• _INSTRUCTION_
Leave the pictures out and transcribe every record exactly.

+++ EXTRACTED DATA +++

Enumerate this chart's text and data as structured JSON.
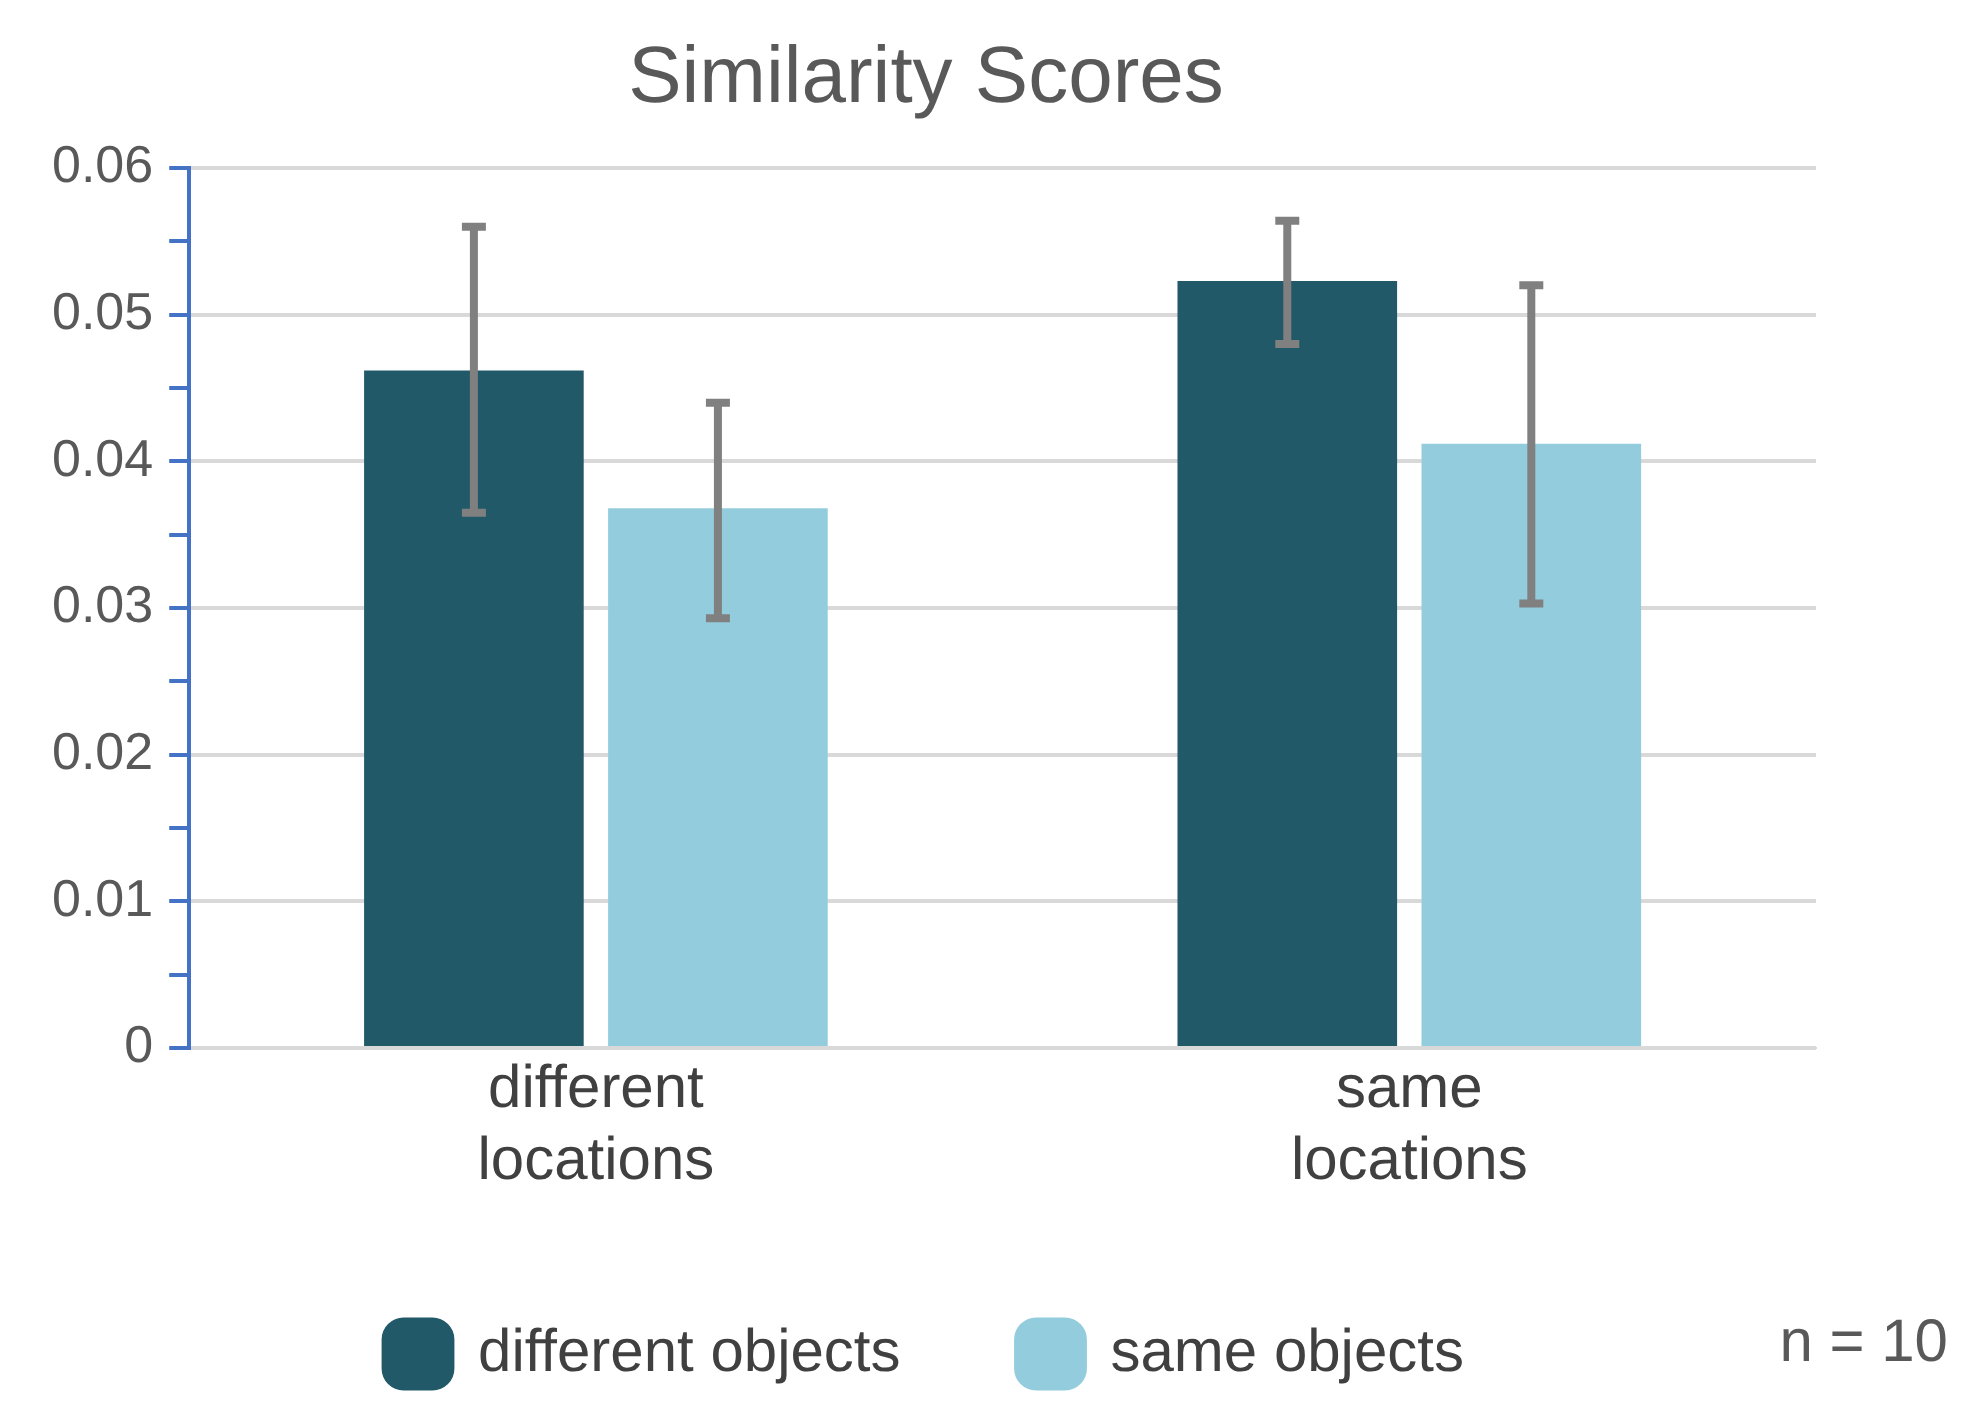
{
  "chart_data": {
    "type": "bar",
    "title": "Similarity Scores",
    "categories": [
      "different locations",
      "same locations"
    ],
    "series": [
      {
        "name": "different objects",
        "color": "#215968",
        "values": [
          0.0462,
          0.0523
        ],
        "errors": [
          [
            0.0365,
            0.056
          ],
          [
            0.048,
            0.0564
          ]
        ]
      },
      {
        "name": "same objects",
        "color": "#93cddd",
        "values": [
          0.0368,
          0.0412
        ],
        "errors": [
          [
            0.0293,
            0.044
          ],
          [
            0.0303,
            0.052
          ]
        ]
      }
    ],
    "ylim": [
      0,
      0.06
    ],
    "yticks": [
      0,
      {
        "value": 0.005,
        "label": null
      },
      0.01,
      {
        "value": 0.015,
        "label": null
      },
      0.02,
      {
        "value": 0.025,
        "label": null
      },
      0.03,
      {
        "value": 0.035,
        "label": null
      },
      0.04,
      {
        "value": 0.045,
        "label": null
      },
      0.05,
      {
        "value": 0.055,
        "label": null
      },
      0.06
    ],
    "grid": "y",
    "legend": "bottom",
    "annotations": [
      "n = 10"
    ]
  }
}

+++

• _THE RESPONSE_
Enumerate this chart's text and data as structured JSON.
{
  "chart_data": {
    "type": "bar",
    "title": "Similarity Scores",
    "categories": [
      "different locations",
      "same locations"
    ],
    "series": [
      {
        "name": "different objects",
        "color": "#215968",
        "values": [
          0.0462,
          0.0523
        ],
        "errors": [
          [
            0.0365,
            0.056
          ],
          [
            0.048,
            0.0564
          ]
        ]
      },
      {
        "name": "same objects",
        "color": "#93cddd",
        "values": [
          0.0368,
          0.0412
        ],
        "errors": [
          [
            0.0293,
            0.044
          ],
          [
            0.0303,
            0.052
          ]
        ]
      }
    ],
    "ylim": [
      0,
      0.06
    ],
    "yticks": [
      0,
      {
        "value": 0.005,
        "label": null
      },
      0.01,
      {
        "value": 0.015,
        "label": null
      },
      0.02,
      {
        "value": 0.025,
        "label": null
      },
      0.03,
      {
        "value": 0.035,
        "label": null
      },
      0.04,
      {
        "value": 0.045,
        "label": null
      },
      0.05,
      {
        "value": 0.055,
        "label": null
      },
      0.06
    ],
    "grid": "y",
    "legend": "bottom",
    "annotations": [
      "n = 10"
    ]
  }
}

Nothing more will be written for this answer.